▶ [The records]
((

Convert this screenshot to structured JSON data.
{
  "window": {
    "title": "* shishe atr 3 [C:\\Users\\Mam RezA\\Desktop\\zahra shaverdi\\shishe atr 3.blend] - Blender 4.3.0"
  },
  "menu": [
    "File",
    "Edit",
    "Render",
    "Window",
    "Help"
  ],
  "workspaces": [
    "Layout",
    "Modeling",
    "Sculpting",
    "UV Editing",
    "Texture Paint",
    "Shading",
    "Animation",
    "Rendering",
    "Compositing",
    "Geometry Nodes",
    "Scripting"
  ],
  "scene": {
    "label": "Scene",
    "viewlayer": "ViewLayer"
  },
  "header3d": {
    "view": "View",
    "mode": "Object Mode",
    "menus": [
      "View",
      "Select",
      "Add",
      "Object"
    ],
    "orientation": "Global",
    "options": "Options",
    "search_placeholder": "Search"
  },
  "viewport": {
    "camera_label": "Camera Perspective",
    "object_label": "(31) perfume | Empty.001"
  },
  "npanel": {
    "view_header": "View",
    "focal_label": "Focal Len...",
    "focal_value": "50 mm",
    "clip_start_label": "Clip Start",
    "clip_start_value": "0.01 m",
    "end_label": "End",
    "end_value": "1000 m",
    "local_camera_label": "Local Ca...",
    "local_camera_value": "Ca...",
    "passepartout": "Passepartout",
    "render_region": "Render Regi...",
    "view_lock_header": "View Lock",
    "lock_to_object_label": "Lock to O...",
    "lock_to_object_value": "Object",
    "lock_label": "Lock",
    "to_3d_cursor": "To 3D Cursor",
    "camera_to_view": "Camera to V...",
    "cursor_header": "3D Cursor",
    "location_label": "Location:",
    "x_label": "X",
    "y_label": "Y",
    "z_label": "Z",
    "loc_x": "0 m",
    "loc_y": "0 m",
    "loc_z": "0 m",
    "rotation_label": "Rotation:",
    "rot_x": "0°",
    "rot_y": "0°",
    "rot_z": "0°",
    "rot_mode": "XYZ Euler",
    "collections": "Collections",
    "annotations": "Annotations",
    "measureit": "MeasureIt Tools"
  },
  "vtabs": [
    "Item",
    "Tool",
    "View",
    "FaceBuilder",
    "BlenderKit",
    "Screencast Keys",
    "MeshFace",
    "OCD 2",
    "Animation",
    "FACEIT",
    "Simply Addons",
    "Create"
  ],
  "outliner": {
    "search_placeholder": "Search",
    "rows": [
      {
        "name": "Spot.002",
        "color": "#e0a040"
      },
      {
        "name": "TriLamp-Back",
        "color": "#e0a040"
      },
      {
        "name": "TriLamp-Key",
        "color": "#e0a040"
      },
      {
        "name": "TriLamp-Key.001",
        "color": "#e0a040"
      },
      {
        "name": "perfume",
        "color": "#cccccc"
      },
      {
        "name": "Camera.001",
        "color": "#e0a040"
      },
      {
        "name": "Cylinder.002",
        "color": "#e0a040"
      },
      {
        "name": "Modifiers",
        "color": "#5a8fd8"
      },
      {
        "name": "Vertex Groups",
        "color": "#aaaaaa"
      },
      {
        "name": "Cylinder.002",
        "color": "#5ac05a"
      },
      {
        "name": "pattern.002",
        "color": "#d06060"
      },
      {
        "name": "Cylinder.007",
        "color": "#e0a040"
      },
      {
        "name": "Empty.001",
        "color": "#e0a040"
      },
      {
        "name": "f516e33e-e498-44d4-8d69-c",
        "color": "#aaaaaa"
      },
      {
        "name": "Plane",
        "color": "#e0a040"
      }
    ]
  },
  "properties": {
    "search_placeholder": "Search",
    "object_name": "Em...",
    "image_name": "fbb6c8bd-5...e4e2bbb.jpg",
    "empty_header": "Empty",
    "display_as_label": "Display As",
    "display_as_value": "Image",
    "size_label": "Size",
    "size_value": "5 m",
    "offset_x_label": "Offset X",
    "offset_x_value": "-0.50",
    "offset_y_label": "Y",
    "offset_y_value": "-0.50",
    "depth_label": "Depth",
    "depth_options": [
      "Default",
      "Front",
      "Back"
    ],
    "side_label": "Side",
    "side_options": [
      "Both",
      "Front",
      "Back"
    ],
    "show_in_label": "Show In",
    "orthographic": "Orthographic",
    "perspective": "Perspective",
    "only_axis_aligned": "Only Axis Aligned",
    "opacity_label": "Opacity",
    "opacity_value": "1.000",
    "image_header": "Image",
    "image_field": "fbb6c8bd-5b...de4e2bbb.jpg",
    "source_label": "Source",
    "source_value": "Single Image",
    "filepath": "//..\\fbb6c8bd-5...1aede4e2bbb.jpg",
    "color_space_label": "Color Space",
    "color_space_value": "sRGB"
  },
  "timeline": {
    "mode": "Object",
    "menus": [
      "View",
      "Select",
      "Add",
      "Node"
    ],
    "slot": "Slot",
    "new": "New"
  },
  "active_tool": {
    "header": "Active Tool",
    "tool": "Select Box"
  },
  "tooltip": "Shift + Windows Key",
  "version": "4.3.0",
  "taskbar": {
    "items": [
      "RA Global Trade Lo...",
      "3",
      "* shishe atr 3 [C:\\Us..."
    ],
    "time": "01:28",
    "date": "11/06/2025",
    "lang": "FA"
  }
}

))

▶ [What you have to do] Repeat the listing above without any change.

▶ [Solution]
Convert this screenshot to structured JSON data.
{
  "window": {
    "title": "* shishe atr 3 [C:\\Users\\Mam RezA\\Desktop\\zahra shaverdi\\shishe atr 3.blend] - Blender 4.3.0"
  },
  "menu": [
    "File",
    "Edit",
    "Render",
    "Window",
    "Help"
  ],
  "workspaces": [
    "Layout",
    "Modeling",
    "Sculpting",
    "UV Editing",
    "Texture Paint",
    "Shading",
    "Animation",
    "Rendering",
    "Compositing",
    "Geometry Nodes",
    "Scripting"
  ],
  "scene": {
    "label": "Scene",
    "viewlayer": "ViewLayer"
  },
  "header3d": {
    "view": "View",
    "mode": "Object Mode",
    "menus": [
      "View",
      "Select",
      "Add",
      "Object"
    ],
    "orientation": "Global",
    "options": "Options",
    "search_placeholder": "Search"
  },
  "viewport": {
    "camera_label": "Camera Perspective",
    "object_label": "(31) perfume | Empty.001"
  },
  "npanel": {
    "view_header": "View",
    "focal_label": "Focal Len...",
    "focal_value": "50 mm",
    "clip_start_label": "Clip Start",
    "clip_start_value": "0.01 m",
    "end_label": "End",
    "end_value": "1000 m",
    "local_camera_label": "Local Ca...",
    "local_camera_value": "Ca...",
    "passepartout": "Passepartout",
    "render_region": "Render Regi...",
    "view_lock_header": "View Lock",
    "lock_to_object_label": "Lock to O...",
    "lock_to_object_value": "Object",
    "lock_label": "Lock",
    "to_3d_cursor": "To 3D Cursor",
    "camera_to_view": "Camera to V...",
    "cursor_header": "3D Cursor",
    "location_label": "Location:",
    "x_label": "X",
    "y_label": "Y",
    "z_label": "Z",
    "loc_x": "0 m",
    "loc_y": "0 m",
    "loc_z": "0 m",
    "rotation_label": "Rotation:",
    "rot_x": "0°",
    "rot_y": "0°",
    "rot_z": "0°",
    "rot_mode": "XYZ Euler",
    "collections": "Collections",
    "annotations": "Annotations",
    "measureit": "MeasureIt Tools"
  },
  "vtabs": [
    "Item",
    "Tool",
    "View",
    "FaceBuilder",
    "BlenderKit",
    "Screencast Keys",
    "MeshFace",
    "OCD 2",
    "Animation",
    "FACEIT",
    "Simply Addons",
    "Create"
  ],
  "outliner": {
    "search_placeholder": "Search",
    "rows": [
      {
        "name": "Spot.002",
        "color": "#e0a040"
      },
      {
        "name": "TriLamp-Back",
        "color": "#e0a040"
      },
      {
        "name": "TriLamp-Key",
        "color": "#e0a040"
      },
      {
        "name": "TriLamp-Key.001",
        "color": "#e0a040"
      },
      {
        "name": "perfume",
        "color": "#cccccc"
      },
      {
        "name": "Camera.001",
        "color": "#e0a040"
      },
      {
        "name": "Cylinder.002",
        "color": "#e0a040"
      },
      {
        "name": "Modifiers",
        "color": "#5a8fd8"
      },
      {
        "name": "Vertex Groups",
        "color": "#aaaaaa"
      },
      {
        "name": "Cylinder.002",
        "color": "#5ac05a"
      },
      {
        "name": "pattern.002",
        "color": "#d06060"
      },
      {
        "name": "Cylinder.007",
        "color": "#e0a040"
      },
      {
        "name": "Empty.001",
        "color": "#e0a040"
      },
      {
        "name": "f516e33e-e498-44d4-8d69-c",
        "color": "#aaaaaa"
      },
      {
        "name": "Plane",
        "color": "#e0a040"
      }
    ]
  },
  "properties": {
    "search_placeholder": "Search",
    "object_name": "Em...",
    "image_name": "fbb6c8bd-5...e4e2bbb.jpg",
    "empty_header": "Empty",
    "display_as_label": "Display As",
    "display_as_value": "Image",
    "size_label": "Size",
    "size_value": "5 m",
    "offset_x_label": "Offset X",
    "offset_x_value": "-0.50",
    "offset_y_label": "Y",
    "offset_y_value": "-0.50",
    "depth_label": "Depth",
    "depth_options": [
      "Default",
      "Front",
      "Back"
    ],
    "side_label": "Side",
    "side_options": [
      "Both",
      "Front",
      "Back"
    ],
    "show_in_label": "Show In",
    "orthographic": "Orthographic",
    "perspective": "Perspective",
    "only_axis_aligned": "Only Axis Aligned",
    "opacity_label": "Opacity",
    "opacity_value": "1.000",
    "image_header": "Image",
    "image_field": "fbb6c8bd-5b...de4e2bbb.jpg",
    "source_label": "Source",
    "source_value": "Single Image",
    "filepath": "//..\\fbb6c8bd-5...1aede4e2bbb.jpg",
    "color_space_label": "Color Space",
    "color_space_value": "sRGB"
  },
  "timeline": {
    "mode": "Object",
    "menus": [
      "View",
      "Select",
      "Add",
      "Node"
    ],
    "slot": "Slot",
    "new": "New"
  },
  "active_tool": {
    "header": "Active Tool",
    "tool": "Select Box"
  },
  "tooltip": "Shift + Windows Key",
  "version": "4.3.0",
  "taskbar": {
    "items": [
      "RA Global Trade Lo...",
      "3",
      "* shishe atr 3 [C:\\Us..."
    ],
    "time": "01:28",
    "date": "11/06/2025",
    "lang": "FA"
  }
}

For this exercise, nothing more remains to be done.